DIRECTIVE: For the copy, please give all of the data again exactly and leave the pictures out.

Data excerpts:
****************

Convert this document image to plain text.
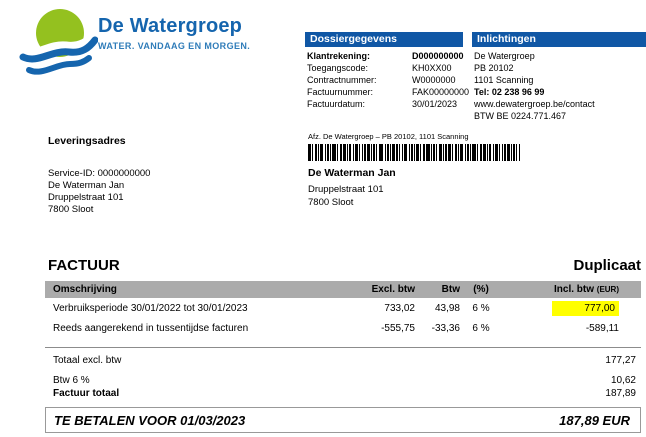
De Watergroep
WATER. VANDAAG EN MORGEN.
Dossiergegevens
Klantrekening:	D000000000
Toegangscode:	KH0XX00
Contractnummer:	W0000000
Factuurnummer:	FAK00000000
Factuurdatum:	30/01/2023
Inlichtingen
De Watergroep
PB 20102
1101 Scanning
Tel: 02 238 96 99
www.dewatergroep.be/contact
BTW BE 0224.771.467
Leveringsadres
Service-ID: 0000000000
De Waterman Jan
Druppelstraat 101
7800 Sloot
Afz. De Watergroep – PB 20102, 1101 Scanning
De Waterman Jan
Druppelstraat 101
7800 Sloot
FACTUUR	Duplicaat
Omschrijving	Excl. btw	Btw	(%)	Incl. btw (EUR)
Verbruiksperiode 30/01/2022 tot 30/01/2023	733,02	43,98	6 %	777,00
Reeds aangerekend in tussentijdse facturen	-555,75	-33,36	6 %	-589,11
Totaal excl. btw	177,27
Btw 6 %	10,62
Factuur totaal	187,89
TE BETALEN VOOR 01/03/2023	187,89 EUR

****************

SOLUTION:
Convert this document image to plain text.
De Watergroep
WATER. VANDAAG EN MORGEN.
Dossiergegevens
Klantrekening:	D000000000
Toegangscode:	KH0XX00
Contractnummer:	W0000000
Factuurnummer:	FAK00000000
Factuurdatum:	30/01/2023
Inlichtingen
De Watergroep
PB 20102
1101 Scanning
Tel: 02 238 96 99
www.dewatergroep.be/contact
BTW BE 0224.771.467
Leveringsadres
Service-ID: 0000000000
De Waterman Jan
Druppelstraat 101
7800 Sloot
Afz. De Watergroep – PB 20102, 1101 Scanning
De Waterman Jan
Druppelstraat 101
7800 Sloot
FACTUUR	Duplicaat
Omschrijving	Excl. btw	Btw	(%)	Incl. btw (EUR)
Verbruiksperiode 30/01/2022 tot 30/01/2023	733,02	43,98	6 %	777,00
Reeds aangerekend in tussentijdse facturen	-555,75	-33,36	6 %	-589,11
Totaal excl. btw	177,27
Btw 6 %	10,62
Factuur totaal	187,89
TE BETALEN VOOR 01/03/2023	187,89 EUR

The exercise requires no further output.